→ **Exercise task**
From the records, pick out and copy each line containing "Rate".

:::

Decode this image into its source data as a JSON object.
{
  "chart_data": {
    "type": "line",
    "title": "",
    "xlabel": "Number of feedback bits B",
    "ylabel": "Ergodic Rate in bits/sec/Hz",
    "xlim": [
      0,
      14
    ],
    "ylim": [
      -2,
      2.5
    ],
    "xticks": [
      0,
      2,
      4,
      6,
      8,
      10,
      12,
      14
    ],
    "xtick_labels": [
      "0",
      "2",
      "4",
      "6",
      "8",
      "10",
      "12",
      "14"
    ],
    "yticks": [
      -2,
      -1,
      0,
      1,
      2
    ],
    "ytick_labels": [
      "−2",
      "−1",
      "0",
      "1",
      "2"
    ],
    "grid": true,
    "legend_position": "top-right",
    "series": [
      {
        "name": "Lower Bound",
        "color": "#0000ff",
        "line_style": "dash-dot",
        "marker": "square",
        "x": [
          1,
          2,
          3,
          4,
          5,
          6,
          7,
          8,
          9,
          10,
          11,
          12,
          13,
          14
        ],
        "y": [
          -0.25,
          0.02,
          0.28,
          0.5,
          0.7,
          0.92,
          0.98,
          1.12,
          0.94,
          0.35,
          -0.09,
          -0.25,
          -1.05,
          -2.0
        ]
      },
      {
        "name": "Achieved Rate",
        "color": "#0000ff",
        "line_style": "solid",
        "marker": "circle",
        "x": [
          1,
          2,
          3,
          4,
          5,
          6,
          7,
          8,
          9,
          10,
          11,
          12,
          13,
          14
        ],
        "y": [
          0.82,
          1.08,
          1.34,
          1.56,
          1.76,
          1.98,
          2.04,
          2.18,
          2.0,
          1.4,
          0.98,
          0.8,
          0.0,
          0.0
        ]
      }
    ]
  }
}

:::

→ **Reply**
    "ylabel": "Ergodic Rate in bits/sec/Hz",
        "name": "Achieved Rate",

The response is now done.